# Directions
Write the records below out in full, character for character, with no pictures.

***** Provided records

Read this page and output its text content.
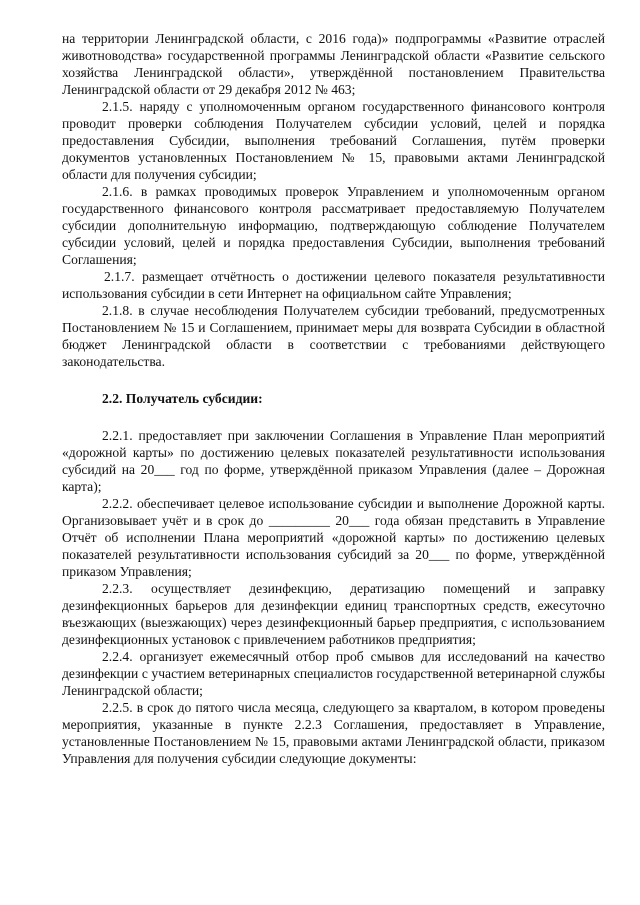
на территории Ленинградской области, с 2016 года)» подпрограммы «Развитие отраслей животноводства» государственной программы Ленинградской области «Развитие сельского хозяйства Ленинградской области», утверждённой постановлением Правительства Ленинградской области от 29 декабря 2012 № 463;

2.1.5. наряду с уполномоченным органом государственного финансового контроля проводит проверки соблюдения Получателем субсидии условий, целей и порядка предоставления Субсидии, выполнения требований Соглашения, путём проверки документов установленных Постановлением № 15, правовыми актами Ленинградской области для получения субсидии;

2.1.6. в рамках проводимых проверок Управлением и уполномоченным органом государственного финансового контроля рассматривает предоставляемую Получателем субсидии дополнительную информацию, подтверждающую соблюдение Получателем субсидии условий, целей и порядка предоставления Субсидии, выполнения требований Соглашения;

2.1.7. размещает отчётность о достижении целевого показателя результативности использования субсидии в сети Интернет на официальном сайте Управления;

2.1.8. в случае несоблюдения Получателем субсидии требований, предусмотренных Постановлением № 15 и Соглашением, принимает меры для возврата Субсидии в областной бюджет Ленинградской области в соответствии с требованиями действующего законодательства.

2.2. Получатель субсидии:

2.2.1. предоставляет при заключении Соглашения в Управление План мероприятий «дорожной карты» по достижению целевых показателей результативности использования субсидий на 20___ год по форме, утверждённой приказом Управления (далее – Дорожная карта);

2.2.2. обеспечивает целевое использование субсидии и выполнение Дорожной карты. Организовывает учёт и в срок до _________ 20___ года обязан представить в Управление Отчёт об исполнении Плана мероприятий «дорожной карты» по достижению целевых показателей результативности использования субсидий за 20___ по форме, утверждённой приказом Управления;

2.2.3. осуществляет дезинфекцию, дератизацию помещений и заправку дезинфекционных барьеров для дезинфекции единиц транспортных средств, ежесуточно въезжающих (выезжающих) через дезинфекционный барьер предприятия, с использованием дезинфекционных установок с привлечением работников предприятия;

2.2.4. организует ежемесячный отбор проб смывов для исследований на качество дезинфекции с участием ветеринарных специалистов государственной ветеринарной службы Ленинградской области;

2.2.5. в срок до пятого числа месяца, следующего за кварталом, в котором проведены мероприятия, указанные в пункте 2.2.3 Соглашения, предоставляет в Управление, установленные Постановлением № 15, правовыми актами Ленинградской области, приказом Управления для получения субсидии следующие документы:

**********

# The output
Read this page and output its text content.
на территории Ленинградской области, с 2016 года)» подпрограммы «Развитие отраслей животноводства» государственной программы Ленинградской области «Развитие сельского хозяйства Ленинградской области», утверждённой постановлением Правительства Ленинградской области от 29 декабря 2012 № 463;

2.1.5. наряду с уполномоченным органом государственного финансового контроля проводит проверки соблюдения Получателем субсидии условий, целей и порядка предоставления Субсидии, выполнения требований Соглашения, путём проверки документов установленных Постановлением № 15, правовыми актами Ленинградской области для получения субсидии;

2.1.6. в рамках проводимых проверок Управлением и уполномоченным органом государственного финансового контроля рассматривает предоставляемую Получателем субсидии дополнительную информацию, подтверждающую соблюдение Получателем субсидии условий, целей и порядка предоставления Субсидии, выполнения требований Соглашения;

2.1.7. размещает отчётность о достижении целевого показателя результативности использования субсидии в сети Интернет на официальном сайте Управления;

2.1.8. в случае несоблюдения Получателем субсидии требований, предусмотренных Постановлением № 15 и Соглашением, принимает меры для возврата Субсидии в областной бюджет Ленинградской области в соответствии с требованиями действующего законодательства.

2.2. Получатель субсидии:

2.2.1. предоставляет при заключении Соглашения в Управление План мероприятий «дорожной карты» по достижению целевых показателей результативности использования субсидий на 20___ год по форме, утверждённой приказом Управления (далее – Дорожная карта);

2.2.2. обеспечивает целевое использование субсидии и выполнение Дорожной карты. Организовывает учёт и в срок до _________ 20___ года обязан представить в Управление Отчёт об исполнении Плана мероприятий «дорожной карты» по достижению целевых показателей результативности использования субсидий за 20___ по форме, утверждённой приказом Управления;

2.2.3. осуществляет дезинфекцию, дератизацию помещений и заправку дезинфекционных барьеров для дезинфекции единиц транспортных средств, ежесуточно въезжающих (выезжающих) через дезинфекционный барьер предприятия, с использованием дезинфекционных установок с привлечением работников предприятия;

2.2.4. организует ежемесячный отбор проб смывов для исследований на качество дезинфекции с участием ветеринарных специалистов государственной ветеринарной службы Ленинградской области;

2.2.5. в срок до пятого числа месяца, следующего за кварталом, в котором проведены мероприятия, указанные в пункте 2.2.3 Соглашения, предоставляет в Управление, установленные Постановлением № 15, правовыми актами Ленинградской области, приказом Управления для получения субсидии следующие документы:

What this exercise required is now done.